- _Task brief_
Transcribe each of the entries below word for word, omitting the pictures.

--- Start ---

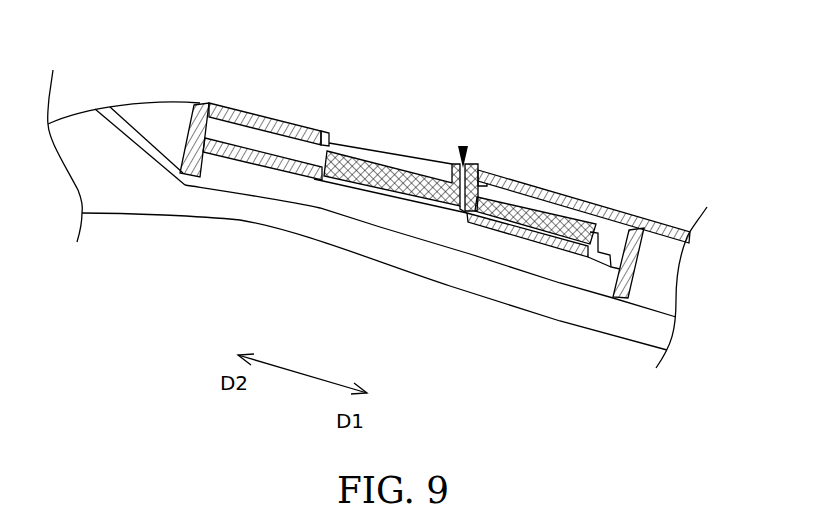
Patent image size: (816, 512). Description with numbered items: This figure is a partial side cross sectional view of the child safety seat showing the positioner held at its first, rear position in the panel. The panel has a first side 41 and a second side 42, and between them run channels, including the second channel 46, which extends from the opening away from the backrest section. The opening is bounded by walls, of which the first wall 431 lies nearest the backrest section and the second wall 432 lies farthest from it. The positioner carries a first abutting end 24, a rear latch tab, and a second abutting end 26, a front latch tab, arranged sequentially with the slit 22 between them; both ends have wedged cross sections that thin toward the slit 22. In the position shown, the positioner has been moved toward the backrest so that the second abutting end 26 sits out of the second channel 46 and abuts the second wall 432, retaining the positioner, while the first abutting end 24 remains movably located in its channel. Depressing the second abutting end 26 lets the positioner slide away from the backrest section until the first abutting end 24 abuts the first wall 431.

The slit 22 is at (466, 146).
The first abutting end 24 is at (560, 247).
The second abutting end 26 is at (351, 170).
The first side 41 is at (577, 199).
The second side 42 is at (515, 245).
The first wall 431 is at (497, 176).
The second wall 432 is at (332, 143).
The second channel 46 is at (229, 134).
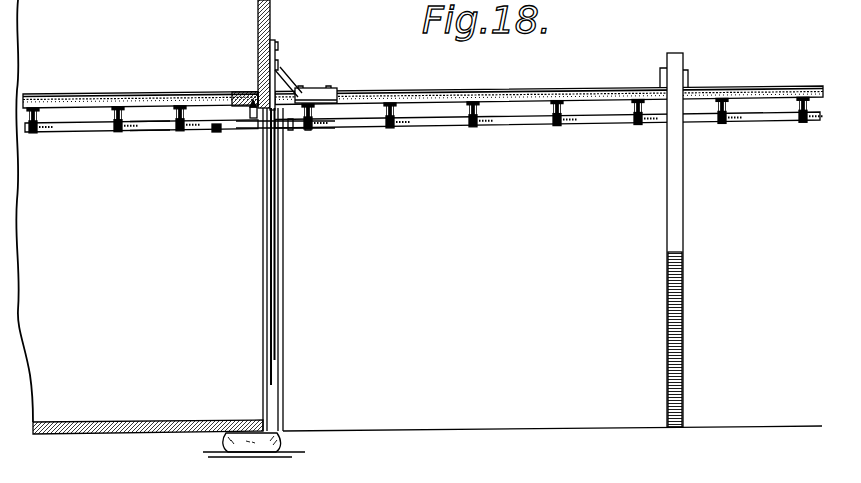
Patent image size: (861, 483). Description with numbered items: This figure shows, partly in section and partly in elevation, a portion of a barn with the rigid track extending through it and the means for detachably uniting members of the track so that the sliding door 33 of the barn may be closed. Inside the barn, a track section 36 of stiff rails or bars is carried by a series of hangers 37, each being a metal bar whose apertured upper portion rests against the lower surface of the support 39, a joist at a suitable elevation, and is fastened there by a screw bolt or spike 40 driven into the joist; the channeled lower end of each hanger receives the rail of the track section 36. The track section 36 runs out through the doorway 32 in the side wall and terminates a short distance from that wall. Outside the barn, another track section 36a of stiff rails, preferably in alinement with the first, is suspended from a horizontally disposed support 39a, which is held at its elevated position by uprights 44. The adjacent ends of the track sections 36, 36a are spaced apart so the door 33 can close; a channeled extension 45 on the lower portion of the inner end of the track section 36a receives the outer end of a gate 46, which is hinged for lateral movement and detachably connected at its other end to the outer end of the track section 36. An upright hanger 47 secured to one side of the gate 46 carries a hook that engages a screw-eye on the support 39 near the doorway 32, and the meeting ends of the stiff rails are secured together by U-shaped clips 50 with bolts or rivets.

--- End ---

- _Exercise solution_
Patent image size: (816, 512). Description with numbered items: This figure is a partial side cross sectional view of the child safety seat showing the positioner held at its first, rear position in the panel. The panel has a first side 41 and a second side 42, and between them run channels, including the second channel 46, which extends from the opening away from the backrest section. The opening is bounded by walls, of which the first wall 431 lies nearest the backrest section and the second wall 432 lies farthest from it. The positioner carries a first abutting end 24, a rear latch tab, and a second abutting end 26, a front latch tab, arranged sequentially with the slit 22 between them; both ends have wedged cross sections that thin toward the slit 22. In the position shown, the positioner has been moved toward the backrest so that the second abutting end 26 sits out of the second channel 46 and abuts the second wall 432, retaining the positioner, while the first abutting end 24 remains movably located in its channel. Depressing the second abutting end 26 lets the positioner slide away from the backrest section until the first abutting end 24 abuts the first wall 431.

The slit 22 is at (466, 146).
The first abutting end 24 is at (560, 247).
The second abutting end 26 is at (351, 170).
The first side 41 is at (577, 199).
The second side 42 is at (515, 245).
The first wall 431 is at (497, 176).
The second wall 432 is at (332, 143).
The second channel 46 is at (229, 134).
Patent image size: (861, 483). Description with numbered items: This figure shows, partly in section and partly in elevation, a portion of a barn with the rigid track extending through it and the means for detachably uniting members of the track so that the sliding door 33 of the barn may be closed. Inside the barn, a track section 36 of stiff rails or bars is carried by a series of hangers 37, each being a metal bar whose apertured upper portion rests against the lower surface of the support 39, a joist at a suitable elevation, and is fastened there by a screw bolt or spike 40 driven into the joist; the channeled lower end of each hanger receives the rail of the track section 36. The track section 36 runs out through the doorway 32 in the side wall and terminates a short distance from that wall. Outside the barn, another track section 36a of stiff rails, preferably in alinement with the first, is suspended from a horizontally disposed support 39a, which is held at its elevated position by uprights 44. The adjacent ends of the track sections 36, 36a are spaced apart so the door 33 can close; a channeled extension 45 on the lower portion of the inner end of the track section 36a receives the outer end of a gate 46, which is hinged for lateral movement and detachably connected at its other end to the outer end of the track section 36. An upright hanger 47 secured to one side of the gate 46 carries a hook that engages a screw-eye on the support 39 near the doorway 32, and the meeting ends of the stiff rails are secured together by U-shaped clips 50 with bolts or rivets.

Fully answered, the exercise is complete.